**TAREFA A REALIZAR:** No texto sobre os portugueses, o que é que mais os distingue?

**TEXTO PARA LER:**
O PORTUGUÊS SEM FILTRO
Luís Ene
“Minha pátria é a língua portuguesa”
Fernando Pessoa
“Portugal: questão que tenho sempre
comigo mesmo”
Alexandre O’Neill
Canto I
“Esta é a ditosa Pátria minha amada”
Luis de Camões
è
O que mais distingue os portugueses é a sua quase
obsessiva necessidade de imitar os outros.
Um português nunca está bem ou mal, está sempre assim-assim.
Ou então mais ou menos.
Escusado será dizer que o português adora a língua,
mais a de vaca do que a de porco, sobretudo quando estufada, com ervilhas.
Não ter cão e caçar com gato, é ser esperto; ter cão
e caçar com gato é ser português.
O português é um ser paradoxal, vive acima das suas
possibilidades e abaixo de cão.
O português é o primeiro a classificar a sua condição
como boa. Uma boa merda, se quisermos ser exactos.
O português odeia a corrupção. Odeia-a com a mesma
intensidade com que inveja os corruptos.
O Homem está entre a besta e o arcanjo, o português
está entre a besta e o marmanjo.
Os portugueses não existem, os portugueses são. Ou
talvez se limitem a ser.

**DADOS DE ORIGEM:**
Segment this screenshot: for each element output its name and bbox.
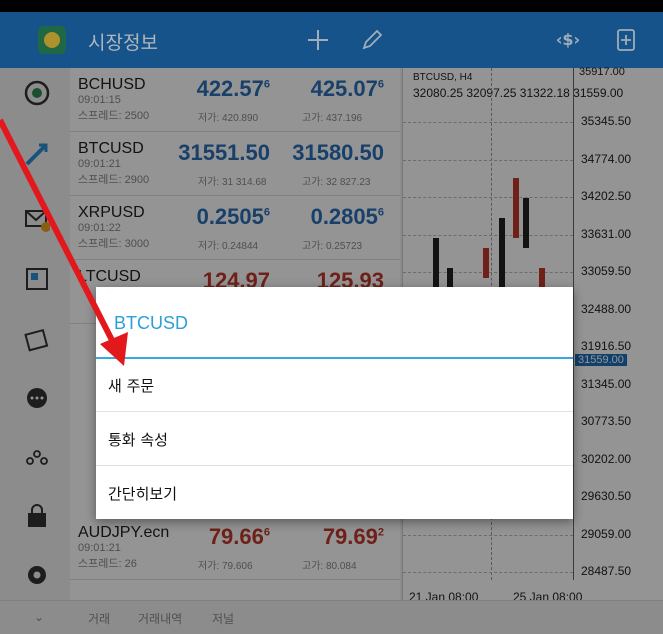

**RESULTADO DA TAREFA:** A sua quase obsessiva necessidade de imitar os outros.